SHORT PROBLEM 1:
Lay out the rows below as a numbered list, omitting blank lines, from the first row up to and including the row containing "resize-handle[interactable]: [486, 142, 493, 149]". Include only those rows.

╭─ TEXT PROVIDED

Now, at last. It’s arrived. I can see it on the post office shelf.
When I told my long-suffering but always supportive publisher that I was planning to write a third Felix book, she was pleased. When I told her I was going to leap ahead seventy years and have the story start on Felix’s eightieth birthday, her expression didn’t change and she didn’t say anything, but her eyes narrowed very slightly.
I had an idea what she was thinking. Something like, oh no, he’s finally lost it. He thinks he can replace a ten year old character with an eighty year old one and readers won’t get upset and throw books at him in libraries.
But because Laura Harris is a magnificent publisher and a very fine person, I was hoping she was also thinking, doesn’t matter, we’ll support him in this time of craziness because that’s what we do, support our authors, even when their crazy ideas result in concussion.

╰─
╭─ DATASET EXTRACT

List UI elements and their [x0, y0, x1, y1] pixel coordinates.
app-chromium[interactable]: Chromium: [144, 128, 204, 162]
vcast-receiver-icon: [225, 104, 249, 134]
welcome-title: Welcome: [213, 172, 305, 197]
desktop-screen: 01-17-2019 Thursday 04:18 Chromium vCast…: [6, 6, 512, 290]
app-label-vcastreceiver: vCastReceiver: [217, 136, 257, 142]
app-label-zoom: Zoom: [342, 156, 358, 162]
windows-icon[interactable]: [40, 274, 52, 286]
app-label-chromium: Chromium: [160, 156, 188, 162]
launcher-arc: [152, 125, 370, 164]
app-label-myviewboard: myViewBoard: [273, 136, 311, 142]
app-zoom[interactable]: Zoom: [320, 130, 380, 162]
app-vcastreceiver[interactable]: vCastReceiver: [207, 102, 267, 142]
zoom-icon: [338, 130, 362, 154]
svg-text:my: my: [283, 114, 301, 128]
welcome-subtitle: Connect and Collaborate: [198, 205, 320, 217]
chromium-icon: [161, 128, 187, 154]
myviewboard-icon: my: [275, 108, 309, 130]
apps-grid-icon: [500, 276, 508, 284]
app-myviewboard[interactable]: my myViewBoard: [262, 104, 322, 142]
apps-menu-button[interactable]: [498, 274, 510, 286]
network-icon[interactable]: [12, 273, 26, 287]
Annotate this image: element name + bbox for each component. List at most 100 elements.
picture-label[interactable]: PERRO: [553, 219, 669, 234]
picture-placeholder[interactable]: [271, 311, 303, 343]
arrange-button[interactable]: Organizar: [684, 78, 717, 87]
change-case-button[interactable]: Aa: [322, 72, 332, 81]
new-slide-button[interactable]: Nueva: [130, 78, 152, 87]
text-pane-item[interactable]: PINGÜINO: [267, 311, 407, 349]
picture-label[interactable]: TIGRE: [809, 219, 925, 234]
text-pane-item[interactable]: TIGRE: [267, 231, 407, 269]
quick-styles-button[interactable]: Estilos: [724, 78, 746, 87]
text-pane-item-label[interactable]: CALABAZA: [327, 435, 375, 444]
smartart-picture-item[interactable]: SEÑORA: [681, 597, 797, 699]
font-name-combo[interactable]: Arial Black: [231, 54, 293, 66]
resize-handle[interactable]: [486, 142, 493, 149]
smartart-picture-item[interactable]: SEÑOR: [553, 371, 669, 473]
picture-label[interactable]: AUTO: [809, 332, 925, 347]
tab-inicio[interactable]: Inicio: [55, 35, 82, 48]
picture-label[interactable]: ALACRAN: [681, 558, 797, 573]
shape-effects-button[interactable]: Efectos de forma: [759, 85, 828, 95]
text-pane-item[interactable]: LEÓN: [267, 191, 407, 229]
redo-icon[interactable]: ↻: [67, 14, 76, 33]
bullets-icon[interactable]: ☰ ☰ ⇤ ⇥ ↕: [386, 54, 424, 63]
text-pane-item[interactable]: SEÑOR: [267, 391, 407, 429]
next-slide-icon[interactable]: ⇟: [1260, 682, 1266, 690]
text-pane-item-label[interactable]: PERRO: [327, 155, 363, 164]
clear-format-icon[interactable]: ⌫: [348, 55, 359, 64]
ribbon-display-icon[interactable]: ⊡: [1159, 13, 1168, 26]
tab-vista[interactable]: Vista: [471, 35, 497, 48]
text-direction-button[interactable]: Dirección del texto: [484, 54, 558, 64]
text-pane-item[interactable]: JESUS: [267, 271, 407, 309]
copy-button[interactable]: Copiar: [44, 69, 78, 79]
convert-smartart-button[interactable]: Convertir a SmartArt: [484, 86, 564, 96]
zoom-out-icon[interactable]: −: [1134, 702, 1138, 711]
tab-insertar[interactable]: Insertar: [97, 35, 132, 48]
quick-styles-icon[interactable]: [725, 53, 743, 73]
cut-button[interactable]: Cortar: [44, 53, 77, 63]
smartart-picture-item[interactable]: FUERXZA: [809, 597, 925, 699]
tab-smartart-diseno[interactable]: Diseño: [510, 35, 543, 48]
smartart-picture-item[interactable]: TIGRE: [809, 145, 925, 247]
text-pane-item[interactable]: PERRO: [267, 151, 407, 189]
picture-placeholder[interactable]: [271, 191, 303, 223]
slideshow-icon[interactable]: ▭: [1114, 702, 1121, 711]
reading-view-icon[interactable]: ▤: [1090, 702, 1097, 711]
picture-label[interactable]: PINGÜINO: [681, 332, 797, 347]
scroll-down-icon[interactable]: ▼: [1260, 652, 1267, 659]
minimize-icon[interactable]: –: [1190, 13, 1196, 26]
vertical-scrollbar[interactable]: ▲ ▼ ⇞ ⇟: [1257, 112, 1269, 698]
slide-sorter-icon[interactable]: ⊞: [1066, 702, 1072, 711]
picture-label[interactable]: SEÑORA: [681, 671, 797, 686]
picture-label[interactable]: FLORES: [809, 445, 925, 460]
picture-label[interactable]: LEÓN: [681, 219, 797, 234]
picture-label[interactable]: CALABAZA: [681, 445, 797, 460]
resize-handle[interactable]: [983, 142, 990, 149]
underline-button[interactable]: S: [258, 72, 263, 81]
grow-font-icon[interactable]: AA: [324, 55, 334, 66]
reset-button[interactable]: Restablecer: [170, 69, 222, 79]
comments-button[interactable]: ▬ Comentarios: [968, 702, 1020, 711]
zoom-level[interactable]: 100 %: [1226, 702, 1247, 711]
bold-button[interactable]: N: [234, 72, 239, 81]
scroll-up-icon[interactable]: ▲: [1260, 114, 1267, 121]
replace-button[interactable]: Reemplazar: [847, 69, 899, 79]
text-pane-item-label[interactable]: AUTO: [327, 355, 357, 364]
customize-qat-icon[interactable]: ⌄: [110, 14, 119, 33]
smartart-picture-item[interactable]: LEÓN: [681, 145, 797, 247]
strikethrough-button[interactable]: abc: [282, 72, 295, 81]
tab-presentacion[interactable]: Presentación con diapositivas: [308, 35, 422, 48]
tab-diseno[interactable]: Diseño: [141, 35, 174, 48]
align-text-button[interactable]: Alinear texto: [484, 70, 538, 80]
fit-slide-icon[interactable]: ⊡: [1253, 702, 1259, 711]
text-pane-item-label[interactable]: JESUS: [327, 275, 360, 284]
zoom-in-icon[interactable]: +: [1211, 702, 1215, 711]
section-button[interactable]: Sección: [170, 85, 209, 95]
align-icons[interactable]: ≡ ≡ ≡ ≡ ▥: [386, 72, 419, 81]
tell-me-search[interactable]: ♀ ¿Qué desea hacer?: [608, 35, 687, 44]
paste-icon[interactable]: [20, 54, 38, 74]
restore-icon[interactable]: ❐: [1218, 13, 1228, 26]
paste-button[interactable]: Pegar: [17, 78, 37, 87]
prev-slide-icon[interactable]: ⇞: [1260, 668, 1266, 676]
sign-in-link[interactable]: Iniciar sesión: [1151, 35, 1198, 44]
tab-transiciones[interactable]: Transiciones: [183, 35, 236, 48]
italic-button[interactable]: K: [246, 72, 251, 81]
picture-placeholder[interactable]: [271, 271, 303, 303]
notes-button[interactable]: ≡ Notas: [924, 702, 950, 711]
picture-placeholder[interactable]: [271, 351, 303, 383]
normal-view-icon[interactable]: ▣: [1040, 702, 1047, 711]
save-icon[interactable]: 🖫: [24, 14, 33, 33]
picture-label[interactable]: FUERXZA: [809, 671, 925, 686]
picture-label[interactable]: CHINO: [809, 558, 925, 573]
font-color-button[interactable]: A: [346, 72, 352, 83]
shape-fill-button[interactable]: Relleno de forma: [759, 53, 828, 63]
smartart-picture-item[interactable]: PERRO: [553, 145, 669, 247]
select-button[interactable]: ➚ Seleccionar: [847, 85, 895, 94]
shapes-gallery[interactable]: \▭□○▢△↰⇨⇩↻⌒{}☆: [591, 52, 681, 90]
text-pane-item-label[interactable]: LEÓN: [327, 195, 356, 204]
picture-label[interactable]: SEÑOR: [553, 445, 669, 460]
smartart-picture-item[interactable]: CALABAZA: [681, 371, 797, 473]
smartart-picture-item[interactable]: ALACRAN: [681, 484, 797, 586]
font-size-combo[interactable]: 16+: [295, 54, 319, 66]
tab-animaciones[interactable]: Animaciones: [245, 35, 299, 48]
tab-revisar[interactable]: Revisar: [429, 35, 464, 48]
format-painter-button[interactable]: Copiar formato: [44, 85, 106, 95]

╰─

SHORT PROBLEM 2:
Transcribe the passage above about writing a third Felix book in full, word for word.

WRITTEN RESPONSE 1:
1. List UI elements and their [x0, y0, x1, y1] pixel coordinates.
2. app-chromium[interactable]: Chromium: [144, 128, 204, 162]
3. vcast-receiver-icon: [225, 104, 249, 134]
4. welcome-title: Welcome: [213, 172, 305, 197]
5. desktop-screen: 01-17-2019 Thursday 04:18 Chromium vCast…: [6, 6, 512, 290]
6. app-label-vcastreceiver: vCastReceiver: [217, 136, 257, 142]
7. app-label-zoom: Zoom: [342, 156, 358, 162]
8. windows-icon[interactable]: [40, 274, 52, 286]
9. app-label-chromium: Chromium: [160, 156, 188, 162]
10. launcher-arc: [152, 125, 370, 164]
11. app-label-myviewboard: myViewBoard: [273, 136, 311, 142]
12. app-zoom[interactable]: Zoom: [320, 130, 380, 162]
13. app-vcastreceiver[interactable]: vCastReceiver: [207, 102, 267, 142]
14. zoom-icon: [338, 130, 362, 154]
15. svg-text:my: my: [283, 114, 301, 128]
16. welcome-subtitle: Connect and Collaborate: [198, 205, 320, 217]
17. chromium-icon: [161, 128, 187, 154]
18. myviewboard-icon: my: [275, 108, 309, 130]
19. apps-grid-icon: [500, 276, 508, 284]
20. app-myviewboard[interactable]: my myViewBoard: [262, 104, 322, 142]
21. apps-menu-button[interactable]: [498, 274, 510, 286]
22. network-icon[interactable]: [12, 273, 26, 287]
23. Annotate this image: element name + bbox for each component. List at most 100 elements.
24. picture-label[interactable]: PERRO: [553, 219, 669, 234]
25. picture-placeholder[interactable]: [271, 311, 303, 343]
26. arrange-button[interactable]: Organizar: [684, 78, 717, 87]
27. change-case-button[interactable]: Aa: [322, 72, 332, 81]
28. new-slide-button[interactable]: Nueva: [130, 78, 152, 87]
29. text-pane-item[interactable]: PINGÜINO: [267, 311, 407, 349]
30. picture-label[interactable]: TIGRE: [809, 219, 925, 234]
31. text-pane-item[interactable]: TIGRE: [267, 231, 407, 269]
32. quick-styles-button[interactable]: Estilos: [724, 78, 746, 87]
33. text-pane-item-label[interactable]: CALABAZA: [327, 435, 375, 444]
34. smartart-picture-item[interactable]: SEÑORA: [681, 597, 797, 699]
35. font-name-combo[interactable]: Arial Black: [231, 54, 293, 66]
36. resize-handle[interactable]: [486, 142, 493, 149]

WRITTEN RESPONSE 2:
Now, at last. It’s arrived. I can see it on the post office shelf.
When I told my long-suffering but always supportive publisher that I was planning to write a third Felix book, she was pleased. When I told her I was going to leap ahead seventy years and have the story start on Felix’s eightieth birthday, her expression didn’t change and she didn’t say anything, but her eyes narrowed very slightly.
I had an idea what she was thinking. Something like, oh no, he’s finally lost it. He thinks he can replace a ten year old character with an eighty year old one and readers won’t get upset and throw books at him in libraries.
But because Laura Harris is a magnificent publisher and a very fine person, I was hoping she was also thinking, doesn’t matter, we’ll support him in this time of craziness because that’s what we do, support our authors, even when their crazy ideas result in concussion.